**WORK INSTRUCTIONS:**
Transcribe all of the material below word for word and leave out its pictures.

————————

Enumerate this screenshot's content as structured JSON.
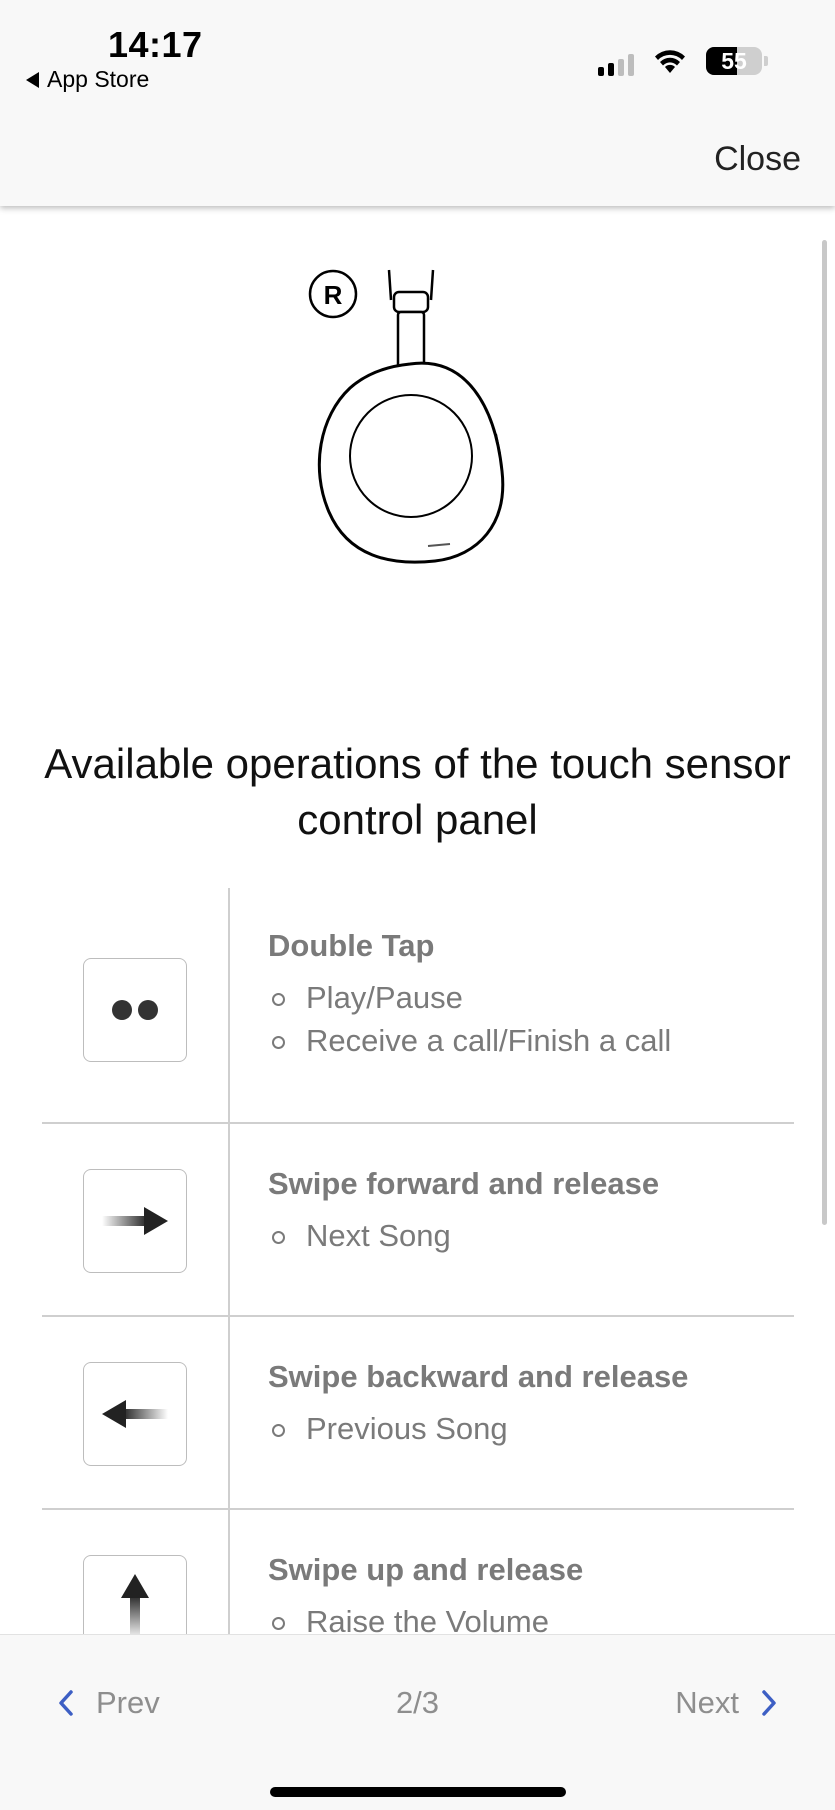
{
  "status_bar": {
    "time": "14:17",
    "back_app_label": "App Store",
    "battery_level": "55",
    "battery_fraction": 0.55,
    "signal_bars_active": 2,
    "signal_bars_total": 4
  },
  "header": {
    "close_label": "Close"
  },
  "illustration": {
    "side_label": "R",
    "icon": "headphone-earcup-icon"
  },
  "main": {
    "heading": "Available operations of the touch sensor control panel",
    "operations": [
      {
        "icon": "double-tap-icon",
        "title": "Double Tap",
        "actions": [
          "Play/Pause",
          "Receive a call/Finish a call"
        ]
      },
      {
        "icon": "swipe-forward-icon",
        "title": "Swipe forward and release",
        "actions": [
          "Next Song"
        ]
      },
      {
        "icon": "swipe-backward-icon",
        "title": "Swipe backward and release",
        "actions": [
          "Previous Song"
        ]
      },
      {
        "icon": "swipe-up-icon",
        "title": "Swipe up and release",
        "actions": [
          "Raise the Volume"
        ]
      }
    ]
  },
  "footer": {
    "prev_label": "Prev",
    "page_indicator": "2/3",
    "next_label": "Next",
    "accent_color": "#3d5fc4"
  }
}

————————

**EXERCISE ANSWER:**
Enumerate this screenshot's content as structured JSON.
{
  "status_bar": {
    "time": "14:17",
    "back_app_label": "App Store",
    "battery_level": "55",
    "battery_fraction": 0.55,
    "signal_bars_active": 2,
    "signal_bars_total": 4
  },
  "header": {
    "close_label": "Close"
  },
  "illustration": {
    "side_label": "R",
    "icon": "headphone-earcup-icon"
  },
  "main": {
    "heading": "Available operations of the touch sensor control panel",
    "operations": [
      {
        "icon": "double-tap-icon",
        "title": "Double Tap",
        "actions": [
          "Play/Pause",
          "Receive a call/Finish a call"
        ]
      },
      {
        "icon": "swipe-forward-icon",
        "title": "Swipe forward and release",
        "actions": [
          "Next Song"
        ]
      },
      {
        "icon": "swipe-backward-icon",
        "title": "Swipe backward and release",
        "actions": [
          "Previous Song"
        ]
      },
      {
        "icon": "swipe-up-icon",
        "title": "Swipe up and release",
        "actions": [
          "Raise the Volume"
        ]
      }
    ]
  },
  "footer": {
    "prev_label": "Prev",
    "page_indicator": "2/3",
    "next_label": "Next",
    "accent_color": "#3d5fc4"
  }
}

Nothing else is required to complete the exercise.